« La capacité des joueurs à oeuvrer dans le sens de l’unité, au sein et autour du groupe, l’exemplarité et la préservation du groupe sont également prises en compte par l’ensemble des sélectionneurs de la Fédération. » Voilà la raison officielle de la Fédération de football qui a permis à Noël Le Graët, président de la Fédération française de football (FFF) et à Didier Deschamps, le sélectionneur des Bleus, de refuser à Karim Benzema le droit de disputer l’Euro 2016.
Dans son communiqué, la FFF explique : « Les éléments actuellement disponibles dans ce dossier ne permettent pas d’établir clairement l’implication des différents acteurs », ajoutant que, « à la lumière de ces éléments, et de la levée partielle du contrôle judiciaire de M. Benzema, qui rend à nouveau possible sa convocation en équipe de France, il n’existe aucun obstacle, sur le plan juridique, au fait qu’il soit sélectionné. » La décision n’a donc rien à voir avec l’enquête concernant l’affaire Valbuena. Ni avec les performances de l’attaquant. « La performance sportive est un critère important mais pas exclusif pour décider de la sélection au sein de l’Equipe de France de football », indique le communiqué.

-=-=-

Travail à faire:
Selon le texte sur la non-sélection de Karim Benzema, quelle compétition la Fédération française de football lui a-t-elle refusé le droit de disputer ?

-=-=-

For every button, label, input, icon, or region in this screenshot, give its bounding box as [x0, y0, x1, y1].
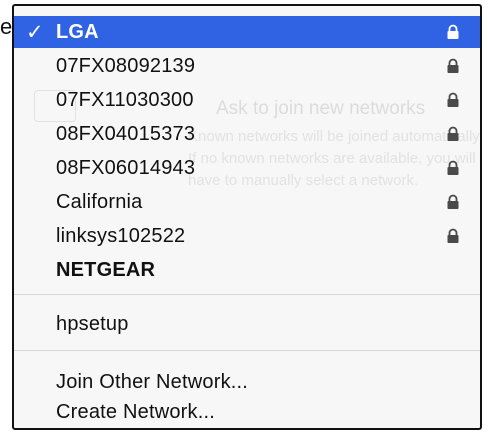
lock-icon: [447, 92, 459, 107]
checkmark-icon: ✓: [26, 20, 44, 44]
network-name: 08FX06014943: [56, 156, 196, 179]
lock-icon: [447, 228, 459, 243]
menu-separator: [14, 350, 480, 351]
wifi-network-menu: Ask to join new networks Known networks …: [12, 4, 482, 430]
network-item[interactable]: NETGEAR: [14, 254, 480, 286]
lock-icon: [447, 194, 459, 209]
join-other-network-item[interactable]: Join Other Network...: [14, 366, 480, 398]
network-name: hpsetup: [56, 312, 129, 335]
network-item[interactable]: 07FX11030300: [14, 84, 480, 116]
network-item[interactable]: linksys102522: [14, 220, 480, 252]
lock-icon: [447, 24, 459, 39]
network-name: California: [56, 190, 143, 213]
menu-separator: [14, 294, 480, 295]
lock-icon: [447, 126, 459, 141]
adhoc-network-item[interactable]: hpsetup: [14, 308, 480, 340]
lock-icon: [447, 160, 459, 175]
create-network-item[interactable]: Create Network...: [14, 396, 480, 428]
network-item[interactable]: 07FX08092139: [14, 50, 480, 82]
network-item[interactable]: 08FX06014943: [14, 152, 480, 184]
screen: e Ask to join new networks Known network…: [0, 0, 488, 438]
network-name: 07FX11030300: [56, 88, 194, 111]
menu-action-label: Join Other Network...: [56, 370, 249, 393]
network-name: 07FX08092139: [56, 54, 196, 77]
network-item[interactable]: California: [14, 186, 480, 218]
background-text-fragment: e: [0, 14, 13, 39]
network-item-lga[interactable]: ✓ LGA: [14, 16, 480, 48]
network-item[interactable]: 08FX04015373: [14, 118, 480, 150]
lock-icon: [447, 58, 459, 73]
network-name: 08FX04015373: [56, 122, 196, 145]
network-name: LGA: [56, 20, 99, 43]
menu-action-label: Create Network...: [56, 400, 216, 423]
network-name: linksys102522: [56, 224, 186, 247]
network-name: NETGEAR: [56, 258, 156, 281]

-=-=-

En réponse:
L'Euro 2016.